**Your task:**
Each entry has to be copied exactly, with nothing missed.

**Exercise input:**

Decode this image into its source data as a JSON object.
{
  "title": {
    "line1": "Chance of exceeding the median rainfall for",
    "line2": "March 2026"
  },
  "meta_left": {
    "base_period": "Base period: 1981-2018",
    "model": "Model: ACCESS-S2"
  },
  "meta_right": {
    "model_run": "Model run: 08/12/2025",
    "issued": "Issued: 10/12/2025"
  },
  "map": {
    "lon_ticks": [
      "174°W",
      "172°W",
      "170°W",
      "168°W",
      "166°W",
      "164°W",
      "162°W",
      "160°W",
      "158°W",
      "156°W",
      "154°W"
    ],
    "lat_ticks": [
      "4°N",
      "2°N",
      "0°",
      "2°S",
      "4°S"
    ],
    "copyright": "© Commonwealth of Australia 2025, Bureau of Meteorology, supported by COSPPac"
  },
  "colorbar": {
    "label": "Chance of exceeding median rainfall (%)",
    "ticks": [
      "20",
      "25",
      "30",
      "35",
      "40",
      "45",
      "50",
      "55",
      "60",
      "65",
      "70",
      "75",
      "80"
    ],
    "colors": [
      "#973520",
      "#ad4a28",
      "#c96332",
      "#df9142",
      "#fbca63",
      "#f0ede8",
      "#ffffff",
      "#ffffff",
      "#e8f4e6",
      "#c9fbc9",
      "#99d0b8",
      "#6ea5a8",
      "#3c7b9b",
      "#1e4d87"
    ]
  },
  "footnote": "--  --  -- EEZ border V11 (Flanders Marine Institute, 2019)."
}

**Answer to this task:**
Decode this image into its source data as a JSON object.
{
  "title": {
    "line1": "Chance of exceeding the median rainfall for",
    "line2": "March 2026"
  },
  "meta_left": {
    "base_period": "Base period: 1981-2018",
    "model": "Model: ACCESS-S2"
  },
  "meta_right": {
    "model_run": "Model run: 08/12/2025",
    "issued": "Issued: 10/12/2025"
  },
  "map": {
    "lon_ticks": [
      "174°W",
      "172°W",
      "170°W",
      "168°W",
      "166°W",
      "164°W",
      "162°W",
      "160°W",
      "158°W",
      "156°W",
      "154°W"
    ],
    "lat_ticks": [
      "4°N",
      "2°N",
      "0°",
      "2°S",
      "4°S"
    ],
    "copyright": "© Commonwealth of Australia 2025, Bureau of Meteorology, supported by COSPPac"
  },
  "colorbar": {
    "label": "Chance of exceeding median rainfall (%)",
    "ticks": [
      "20",
      "25",
      "30",
      "35",
      "40",
      "45",
      "50",
      "55",
      "60",
      "65",
      "70",
      "75",
      "80"
    ],
    "colors": [
      "#973520",
      "#ad4a28",
      "#c96332",
      "#df9142",
      "#fbca63",
      "#f0ede8",
      "#ffffff",
      "#ffffff",
      "#e8f4e6",
      "#c9fbc9",
      "#99d0b8",
      "#6ea5a8",
      "#3c7b9b",
      "#1e4d87"
    ]
  },
  "footnote": "--  --  -- EEZ border V11 (Flanders Marine Institute, 2019)."
}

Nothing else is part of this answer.